• **Given instruction**: Look through the lines below and extract any with the word "Taylor".

· · · · · · ·

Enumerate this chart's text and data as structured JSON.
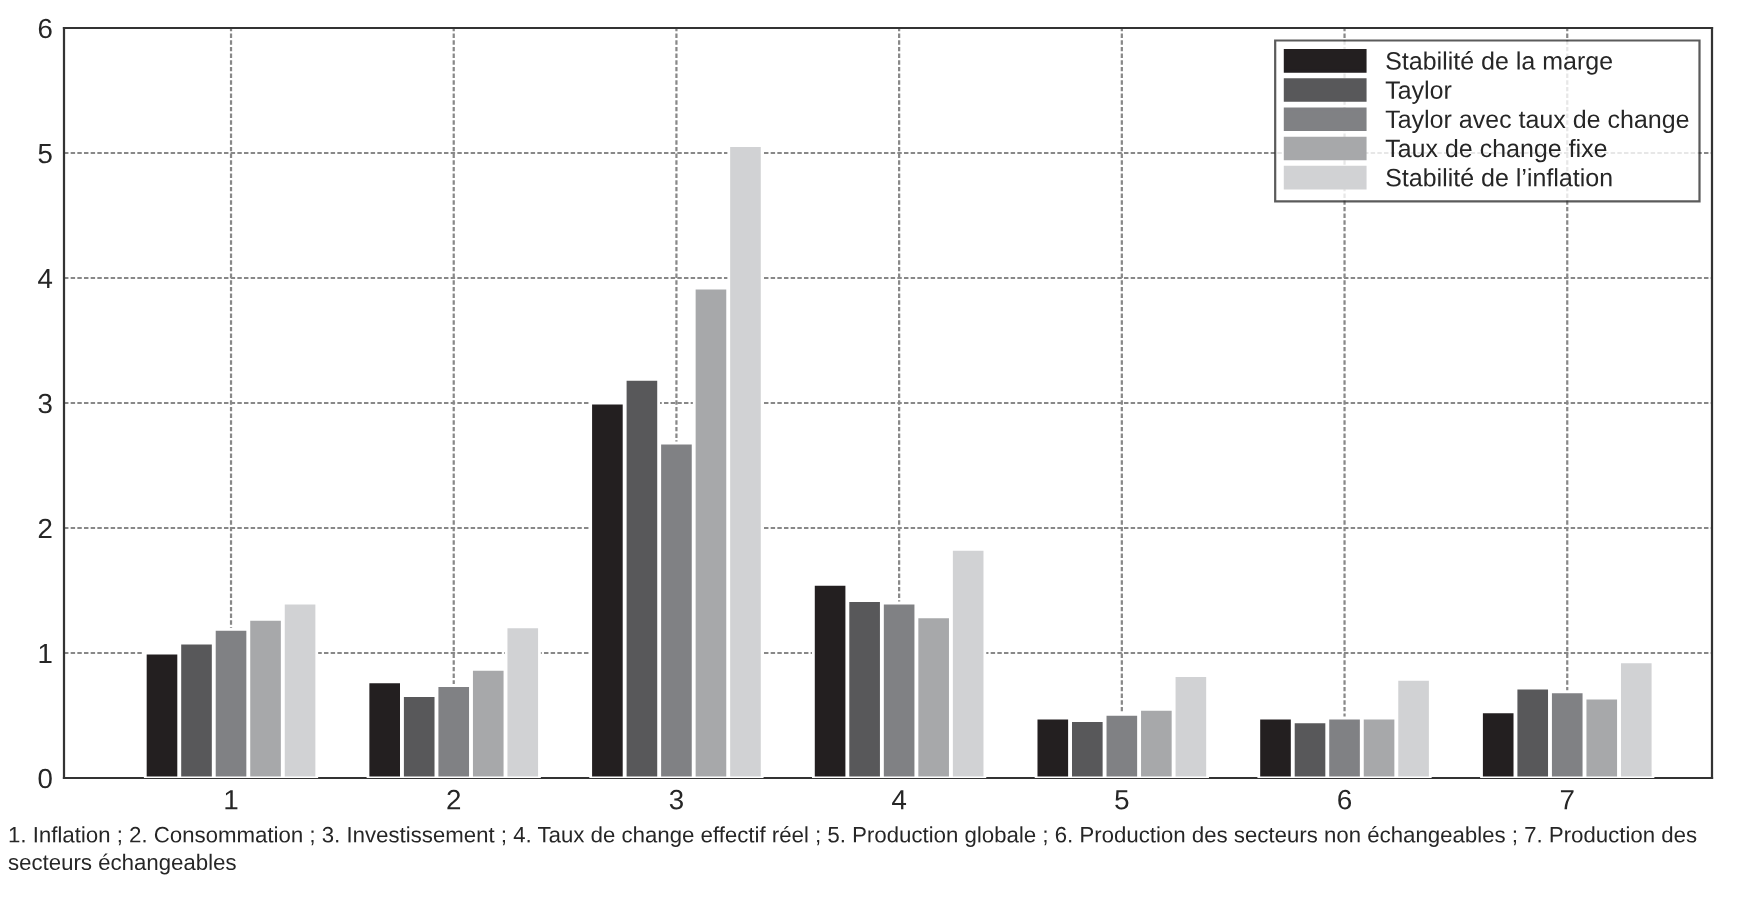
{
  "chart_data": {
    "type": "bar",
    "categories": [
      "1",
      "2",
      "3",
      "4",
      "5",
      "6",
      "7"
    ],
    "series": [
      {
        "name": "Stabilité de la marge",
        "color": "#231f20",
        "values": [
          1.0,
          0.77,
          3.0,
          1.55,
          0.48,
          0.48,
          0.53
        ]
      },
      {
        "name": "Taylor",
        "color": "#58585a",
        "values": [
          1.08,
          0.66,
          3.19,
          1.42,
          0.46,
          0.45,
          0.72
        ]
      },
      {
        "name": "Taylor avec taux de change",
        "color": "#808184",
        "values": [
          1.19,
          0.74,
          2.68,
          1.4,
          0.51,
          0.48,
          0.69
        ]
      },
      {
        "name": "Taux de change fixe",
        "color": "#a7a8aa",
        "values": [
          1.27,
          0.87,
          3.92,
          1.29,
          0.55,
          0.48,
          0.64
        ]
      },
      {
        "name": "Stabilité de l’inflation",
        "color": "#d1d2d4",
        "values": [
          1.4,
          1.21,
          5.06,
          1.83,
          0.82,
          0.79,
          0.93
        ]
      }
    ],
    "ylim": [
      0,
      6
    ],
    "yticks": [
      0,
      1,
      2,
      3,
      4,
      5,
      6
    ],
    "grid": true,
    "legend": "top right",
    "annotations": [
      "1. Inflation ; 2. Consommation ; 3. Investissement ; 4. Taux de change effectif réel ; 5. Production globale ; 6. Production des secteurs non échangeables ; 7. Production des secteurs échangeables"
    ]
  }
}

· · · · · · ·

• **Response below**:
        "name": "Taylor",
        "name": "Taylor avec taux de change",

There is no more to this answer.